# START OF Record extracts
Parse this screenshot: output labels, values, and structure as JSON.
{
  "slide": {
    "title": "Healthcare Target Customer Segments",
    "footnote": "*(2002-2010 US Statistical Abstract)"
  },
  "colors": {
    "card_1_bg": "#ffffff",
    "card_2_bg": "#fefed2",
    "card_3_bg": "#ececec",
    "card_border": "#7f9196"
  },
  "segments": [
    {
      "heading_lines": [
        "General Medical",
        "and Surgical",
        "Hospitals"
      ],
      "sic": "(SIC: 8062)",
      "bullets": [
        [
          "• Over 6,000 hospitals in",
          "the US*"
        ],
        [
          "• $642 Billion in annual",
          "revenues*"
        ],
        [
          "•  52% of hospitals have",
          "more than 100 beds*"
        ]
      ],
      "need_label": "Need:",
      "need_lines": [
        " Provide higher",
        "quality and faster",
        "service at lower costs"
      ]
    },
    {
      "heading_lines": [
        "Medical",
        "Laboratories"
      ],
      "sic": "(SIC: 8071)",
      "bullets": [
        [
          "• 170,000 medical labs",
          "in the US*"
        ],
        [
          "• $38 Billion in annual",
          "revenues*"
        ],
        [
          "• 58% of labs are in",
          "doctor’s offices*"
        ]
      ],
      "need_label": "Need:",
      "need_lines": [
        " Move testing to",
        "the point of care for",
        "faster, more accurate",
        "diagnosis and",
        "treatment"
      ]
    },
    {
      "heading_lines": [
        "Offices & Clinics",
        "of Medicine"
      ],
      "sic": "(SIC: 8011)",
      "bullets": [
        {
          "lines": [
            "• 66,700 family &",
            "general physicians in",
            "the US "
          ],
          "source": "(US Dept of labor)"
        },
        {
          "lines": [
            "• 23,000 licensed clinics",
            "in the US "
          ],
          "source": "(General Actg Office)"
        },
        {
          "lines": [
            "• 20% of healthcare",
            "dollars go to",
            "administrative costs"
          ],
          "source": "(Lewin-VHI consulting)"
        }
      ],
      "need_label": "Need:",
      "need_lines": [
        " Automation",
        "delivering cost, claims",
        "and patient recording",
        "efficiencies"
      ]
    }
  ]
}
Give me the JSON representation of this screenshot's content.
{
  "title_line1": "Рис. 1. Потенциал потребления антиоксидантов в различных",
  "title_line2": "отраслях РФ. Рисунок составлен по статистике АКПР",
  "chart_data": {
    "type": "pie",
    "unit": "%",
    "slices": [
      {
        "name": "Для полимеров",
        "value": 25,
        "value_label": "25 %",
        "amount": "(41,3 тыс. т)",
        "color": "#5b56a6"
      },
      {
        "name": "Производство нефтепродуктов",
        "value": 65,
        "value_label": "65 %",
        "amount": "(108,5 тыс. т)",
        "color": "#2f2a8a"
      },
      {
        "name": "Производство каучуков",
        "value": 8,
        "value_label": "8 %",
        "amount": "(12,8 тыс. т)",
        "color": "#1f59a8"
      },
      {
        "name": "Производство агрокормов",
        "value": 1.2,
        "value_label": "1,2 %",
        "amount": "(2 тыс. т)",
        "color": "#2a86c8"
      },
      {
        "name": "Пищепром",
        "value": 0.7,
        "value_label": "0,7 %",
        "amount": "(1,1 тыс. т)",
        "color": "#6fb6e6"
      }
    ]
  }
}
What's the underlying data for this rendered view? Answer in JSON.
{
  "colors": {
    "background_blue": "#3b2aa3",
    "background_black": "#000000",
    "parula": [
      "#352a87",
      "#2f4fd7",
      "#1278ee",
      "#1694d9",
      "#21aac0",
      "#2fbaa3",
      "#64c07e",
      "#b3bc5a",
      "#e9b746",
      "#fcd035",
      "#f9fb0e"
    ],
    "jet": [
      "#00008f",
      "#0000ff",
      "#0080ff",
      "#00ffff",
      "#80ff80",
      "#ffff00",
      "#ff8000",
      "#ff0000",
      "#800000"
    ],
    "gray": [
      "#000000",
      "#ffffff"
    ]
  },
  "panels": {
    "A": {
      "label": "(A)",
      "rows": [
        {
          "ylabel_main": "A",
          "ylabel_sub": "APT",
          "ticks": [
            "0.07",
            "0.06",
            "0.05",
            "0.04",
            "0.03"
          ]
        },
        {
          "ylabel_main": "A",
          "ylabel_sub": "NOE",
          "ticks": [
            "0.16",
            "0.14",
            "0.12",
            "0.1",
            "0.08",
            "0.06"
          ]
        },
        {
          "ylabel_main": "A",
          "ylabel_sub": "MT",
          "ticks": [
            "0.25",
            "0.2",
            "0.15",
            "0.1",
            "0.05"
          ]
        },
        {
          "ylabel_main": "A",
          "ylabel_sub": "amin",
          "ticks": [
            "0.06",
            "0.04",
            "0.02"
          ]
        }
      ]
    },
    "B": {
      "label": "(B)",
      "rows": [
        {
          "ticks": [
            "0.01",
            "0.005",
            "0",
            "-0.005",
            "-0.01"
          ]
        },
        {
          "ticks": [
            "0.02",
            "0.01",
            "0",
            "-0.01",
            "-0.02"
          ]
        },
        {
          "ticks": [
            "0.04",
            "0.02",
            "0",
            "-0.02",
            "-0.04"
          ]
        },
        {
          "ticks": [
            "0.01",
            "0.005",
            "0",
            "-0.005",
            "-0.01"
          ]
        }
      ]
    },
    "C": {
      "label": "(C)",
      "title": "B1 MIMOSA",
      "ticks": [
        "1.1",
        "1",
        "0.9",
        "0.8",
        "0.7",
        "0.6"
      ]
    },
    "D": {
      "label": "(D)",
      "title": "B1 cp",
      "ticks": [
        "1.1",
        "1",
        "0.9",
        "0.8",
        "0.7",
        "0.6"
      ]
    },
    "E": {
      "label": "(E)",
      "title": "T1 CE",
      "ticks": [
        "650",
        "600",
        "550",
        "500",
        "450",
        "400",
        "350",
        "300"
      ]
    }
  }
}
# END OF Record extracts
## Given instruction
Report every line in the data above in which the word "labs" appears.

## Answer to this task
          "• 170,000 medical labs",
          "• 58% of labs are in",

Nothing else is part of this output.